* [OBJECTIVE]
Repeat all the records exactly, omitting pictures.

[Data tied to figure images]
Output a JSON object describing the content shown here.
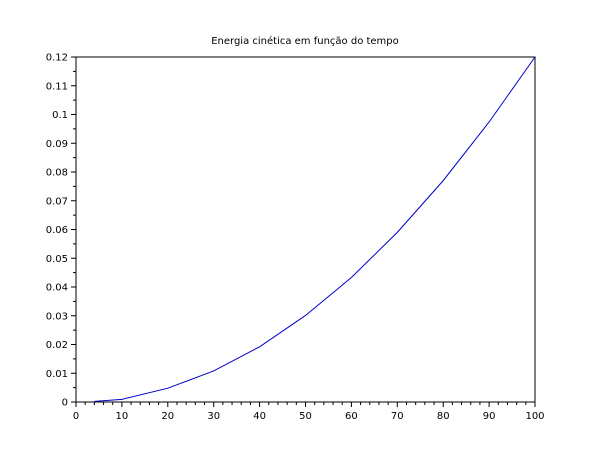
{
  "chart_data": {
    "type": "line",
    "title": "Energia cinética em função do tempo",
    "xlabel": "",
    "ylabel": "",
    "xlim": [
      0,
      100
    ],
    "ylim": [
      0,
      0.12
    ],
    "x_ticks": [
      "0",
      "10",
      "20",
      "30",
      "40",
      "50",
      "60",
      "70",
      "80",
      "90",
      "100"
    ],
    "y_ticks": [
      "0",
      "0.01",
      "0.02",
      "0.03",
      "0.04",
      "0.05",
      "0.06",
      "0.07",
      "0.08",
      "0.09",
      "0.1",
      "0.11",
      "0.12"
    ],
    "grid": false,
    "legend": "none",
    "series": [
      {
        "color": "#0000cc",
        "x": [
          4,
          10,
          20,
          30,
          40,
          50,
          60,
          70,
          80,
          90,
          100
        ],
        "y": [
          0.0002,
          0.0009,
          0.0048,
          0.0108,
          0.0192,
          0.0301,
          0.0433,
          0.059,
          0.077,
          0.0974,
          0.12
        ]
      }
    ]
  },
  "colors": {
    "axis": "#000000",
    "background": "#ffffff",
    "line": "#0000cc"
  }
}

* [RESPONSE TO THE EXERCISE]
Output a JSON object describing the content shown here.
{
  "chart_data": {
    "type": "line",
    "title": "Energia cinética em função do tempo",
    "xlabel": "",
    "ylabel": "",
    "xlim": [
      0,
      100
    ],
    "ylim": [
      0,
      0.12
    ],
    "x_ticks": [
      "0",
      "10",
      "20",
      "30",
      "40",
      "50",
      "60",
      "70",
      "80",
      "90",
      "100"
    ],
    "y_ticks": [
      "0",
      "0.01",
      "0.02",
      "0.03",
      "0.04",
      "0.05",
      "0.06",
      "0.07",
      "0.08",
      "0.09",
      "0.1",
      "0.11",
      "0.12"
    ],
    "grid": false,
    "legend": "none",
    "series": [
      {
        "color": "#0000cc",
        "x": [
          4,
          10,
          20,
          30,
          40,
          50,
          60,
          70,
          80,
          90,
          100
        ],
        "y": [
          0.0002,
          0.0009,
          0.0048,
          0.0108,
          0.0192,
          0.0301,
          0.0433,
          0.059,
          0.077,
          0.0974,
          0.12
        ]
      }
    ]
  },
  "colors": {
    "axis": "#000000",
    "background": "#ffffff",
    "line": "#0000cc"
  }
}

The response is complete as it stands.